■ Data section ■
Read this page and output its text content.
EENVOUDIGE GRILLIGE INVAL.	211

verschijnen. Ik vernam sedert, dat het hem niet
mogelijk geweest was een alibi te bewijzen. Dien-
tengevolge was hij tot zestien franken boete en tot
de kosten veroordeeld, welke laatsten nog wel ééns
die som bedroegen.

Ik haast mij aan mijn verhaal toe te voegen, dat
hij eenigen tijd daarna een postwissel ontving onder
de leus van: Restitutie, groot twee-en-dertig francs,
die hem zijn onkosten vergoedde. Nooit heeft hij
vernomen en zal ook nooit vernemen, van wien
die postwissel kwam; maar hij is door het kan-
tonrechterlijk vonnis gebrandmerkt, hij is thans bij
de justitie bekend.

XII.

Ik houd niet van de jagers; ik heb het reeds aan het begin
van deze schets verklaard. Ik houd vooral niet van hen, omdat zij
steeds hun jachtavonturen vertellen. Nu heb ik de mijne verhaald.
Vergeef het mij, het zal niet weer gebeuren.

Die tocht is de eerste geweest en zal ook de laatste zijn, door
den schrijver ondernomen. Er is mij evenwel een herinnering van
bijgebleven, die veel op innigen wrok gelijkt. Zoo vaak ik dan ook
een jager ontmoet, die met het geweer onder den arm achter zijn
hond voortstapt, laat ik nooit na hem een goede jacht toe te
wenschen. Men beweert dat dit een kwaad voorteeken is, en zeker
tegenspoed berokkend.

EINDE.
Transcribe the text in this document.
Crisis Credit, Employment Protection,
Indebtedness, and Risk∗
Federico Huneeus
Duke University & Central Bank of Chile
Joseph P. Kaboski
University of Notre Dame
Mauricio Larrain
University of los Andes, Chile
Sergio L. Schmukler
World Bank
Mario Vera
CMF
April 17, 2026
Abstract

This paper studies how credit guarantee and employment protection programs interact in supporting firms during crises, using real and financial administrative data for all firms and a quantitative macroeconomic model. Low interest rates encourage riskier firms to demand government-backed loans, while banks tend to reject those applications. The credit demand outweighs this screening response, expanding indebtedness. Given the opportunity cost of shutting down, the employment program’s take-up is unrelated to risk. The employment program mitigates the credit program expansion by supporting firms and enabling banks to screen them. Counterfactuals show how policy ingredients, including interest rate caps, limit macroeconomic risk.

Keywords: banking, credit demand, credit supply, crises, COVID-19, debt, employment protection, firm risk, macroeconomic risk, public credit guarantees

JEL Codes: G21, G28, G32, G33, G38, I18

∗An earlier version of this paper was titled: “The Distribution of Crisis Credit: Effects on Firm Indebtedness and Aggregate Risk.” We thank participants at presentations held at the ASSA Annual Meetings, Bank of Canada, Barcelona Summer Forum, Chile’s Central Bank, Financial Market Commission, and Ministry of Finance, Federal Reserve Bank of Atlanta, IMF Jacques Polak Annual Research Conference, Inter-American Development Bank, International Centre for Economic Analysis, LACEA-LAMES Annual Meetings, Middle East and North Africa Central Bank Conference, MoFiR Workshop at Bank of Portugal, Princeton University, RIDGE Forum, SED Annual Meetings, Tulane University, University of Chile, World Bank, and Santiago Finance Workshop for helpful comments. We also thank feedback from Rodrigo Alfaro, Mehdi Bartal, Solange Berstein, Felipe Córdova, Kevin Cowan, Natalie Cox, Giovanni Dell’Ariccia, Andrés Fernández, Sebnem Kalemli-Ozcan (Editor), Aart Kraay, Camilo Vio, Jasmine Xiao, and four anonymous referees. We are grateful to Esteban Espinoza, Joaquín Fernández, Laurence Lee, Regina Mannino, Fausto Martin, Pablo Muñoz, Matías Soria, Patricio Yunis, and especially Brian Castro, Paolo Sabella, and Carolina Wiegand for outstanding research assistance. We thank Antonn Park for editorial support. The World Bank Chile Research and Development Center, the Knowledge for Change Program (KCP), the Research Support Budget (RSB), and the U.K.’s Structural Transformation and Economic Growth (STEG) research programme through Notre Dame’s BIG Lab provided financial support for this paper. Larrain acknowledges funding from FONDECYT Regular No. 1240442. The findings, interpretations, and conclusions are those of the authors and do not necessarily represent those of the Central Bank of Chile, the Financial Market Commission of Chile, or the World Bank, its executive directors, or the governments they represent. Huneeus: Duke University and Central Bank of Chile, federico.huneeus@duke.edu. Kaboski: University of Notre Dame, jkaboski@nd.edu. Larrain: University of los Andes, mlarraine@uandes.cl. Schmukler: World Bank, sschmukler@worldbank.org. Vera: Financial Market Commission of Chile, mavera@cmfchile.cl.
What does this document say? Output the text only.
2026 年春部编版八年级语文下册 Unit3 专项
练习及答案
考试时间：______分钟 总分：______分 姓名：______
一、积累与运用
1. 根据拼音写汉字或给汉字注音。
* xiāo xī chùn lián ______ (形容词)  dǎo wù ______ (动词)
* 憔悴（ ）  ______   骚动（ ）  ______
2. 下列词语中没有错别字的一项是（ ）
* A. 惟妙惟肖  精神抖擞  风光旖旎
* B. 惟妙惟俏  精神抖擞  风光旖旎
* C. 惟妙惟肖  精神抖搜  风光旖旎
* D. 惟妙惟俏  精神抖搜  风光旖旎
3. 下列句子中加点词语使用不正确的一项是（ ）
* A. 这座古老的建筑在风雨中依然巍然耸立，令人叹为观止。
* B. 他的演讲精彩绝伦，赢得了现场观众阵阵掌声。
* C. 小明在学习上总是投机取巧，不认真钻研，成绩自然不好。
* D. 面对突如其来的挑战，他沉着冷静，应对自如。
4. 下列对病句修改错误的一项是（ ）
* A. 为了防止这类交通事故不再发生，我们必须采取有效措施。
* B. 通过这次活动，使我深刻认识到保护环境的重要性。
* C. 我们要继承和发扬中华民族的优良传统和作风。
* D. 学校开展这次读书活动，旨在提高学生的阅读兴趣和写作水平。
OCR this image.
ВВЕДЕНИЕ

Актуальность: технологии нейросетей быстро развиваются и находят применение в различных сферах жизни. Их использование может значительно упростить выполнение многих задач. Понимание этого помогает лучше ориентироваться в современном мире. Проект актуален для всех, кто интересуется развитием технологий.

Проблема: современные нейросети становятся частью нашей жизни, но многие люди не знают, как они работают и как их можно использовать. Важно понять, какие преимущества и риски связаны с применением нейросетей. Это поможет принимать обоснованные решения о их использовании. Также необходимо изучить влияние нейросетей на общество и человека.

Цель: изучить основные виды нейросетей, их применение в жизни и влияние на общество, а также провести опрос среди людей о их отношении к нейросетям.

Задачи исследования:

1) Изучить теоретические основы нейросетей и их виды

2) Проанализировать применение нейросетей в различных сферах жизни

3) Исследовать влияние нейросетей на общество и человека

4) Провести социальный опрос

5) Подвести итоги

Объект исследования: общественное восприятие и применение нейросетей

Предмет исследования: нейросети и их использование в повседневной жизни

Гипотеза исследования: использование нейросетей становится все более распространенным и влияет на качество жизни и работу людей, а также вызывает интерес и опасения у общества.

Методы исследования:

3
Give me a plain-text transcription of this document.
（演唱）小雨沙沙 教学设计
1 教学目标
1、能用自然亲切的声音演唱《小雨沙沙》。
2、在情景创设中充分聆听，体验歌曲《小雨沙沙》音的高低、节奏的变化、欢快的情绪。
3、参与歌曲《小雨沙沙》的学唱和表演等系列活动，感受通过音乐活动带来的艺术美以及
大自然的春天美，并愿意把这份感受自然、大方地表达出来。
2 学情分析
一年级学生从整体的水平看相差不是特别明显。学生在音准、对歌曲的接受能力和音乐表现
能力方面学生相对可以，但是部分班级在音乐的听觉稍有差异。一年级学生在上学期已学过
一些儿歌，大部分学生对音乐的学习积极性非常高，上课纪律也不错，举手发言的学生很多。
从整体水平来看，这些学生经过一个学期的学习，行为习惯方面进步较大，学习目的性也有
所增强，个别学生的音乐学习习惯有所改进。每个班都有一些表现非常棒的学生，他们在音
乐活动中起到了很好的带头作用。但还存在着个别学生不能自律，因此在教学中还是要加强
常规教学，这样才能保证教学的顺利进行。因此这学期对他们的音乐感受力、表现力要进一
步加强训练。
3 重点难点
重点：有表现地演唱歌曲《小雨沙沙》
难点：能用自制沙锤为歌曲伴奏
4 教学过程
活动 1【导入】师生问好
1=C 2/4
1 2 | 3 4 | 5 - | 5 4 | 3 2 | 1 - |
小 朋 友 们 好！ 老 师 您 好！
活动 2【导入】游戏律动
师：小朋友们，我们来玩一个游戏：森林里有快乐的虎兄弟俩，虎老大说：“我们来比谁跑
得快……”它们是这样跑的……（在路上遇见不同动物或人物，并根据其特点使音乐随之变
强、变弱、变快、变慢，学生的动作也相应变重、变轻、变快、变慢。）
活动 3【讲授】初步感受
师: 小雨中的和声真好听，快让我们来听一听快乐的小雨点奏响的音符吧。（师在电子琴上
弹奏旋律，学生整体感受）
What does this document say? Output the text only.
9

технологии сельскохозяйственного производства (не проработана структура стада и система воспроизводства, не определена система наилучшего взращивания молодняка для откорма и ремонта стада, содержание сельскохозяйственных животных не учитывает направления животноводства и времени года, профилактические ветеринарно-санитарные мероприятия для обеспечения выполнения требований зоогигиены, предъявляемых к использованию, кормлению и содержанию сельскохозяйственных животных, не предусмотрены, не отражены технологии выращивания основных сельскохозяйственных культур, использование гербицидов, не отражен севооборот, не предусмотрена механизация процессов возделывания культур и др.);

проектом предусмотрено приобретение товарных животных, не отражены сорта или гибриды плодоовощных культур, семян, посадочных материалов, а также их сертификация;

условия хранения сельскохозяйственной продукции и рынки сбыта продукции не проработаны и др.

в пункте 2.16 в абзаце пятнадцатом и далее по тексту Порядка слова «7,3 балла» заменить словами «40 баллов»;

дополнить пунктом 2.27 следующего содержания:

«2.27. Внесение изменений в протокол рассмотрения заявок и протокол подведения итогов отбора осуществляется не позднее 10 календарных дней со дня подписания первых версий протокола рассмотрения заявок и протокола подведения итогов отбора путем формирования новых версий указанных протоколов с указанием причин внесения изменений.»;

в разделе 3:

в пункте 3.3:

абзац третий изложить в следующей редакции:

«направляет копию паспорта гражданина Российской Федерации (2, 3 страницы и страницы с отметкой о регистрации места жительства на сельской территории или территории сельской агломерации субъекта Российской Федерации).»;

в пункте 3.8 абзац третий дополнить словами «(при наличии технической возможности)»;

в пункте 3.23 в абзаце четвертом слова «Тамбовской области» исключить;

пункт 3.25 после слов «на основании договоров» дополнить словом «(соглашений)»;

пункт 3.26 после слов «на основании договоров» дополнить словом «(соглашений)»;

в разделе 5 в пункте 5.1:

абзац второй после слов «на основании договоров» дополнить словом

■ Exercise objective ■
Looking at the records above, work out how many lines include the word "словами", then give that number by itself.

■ Result for this exercise ■
2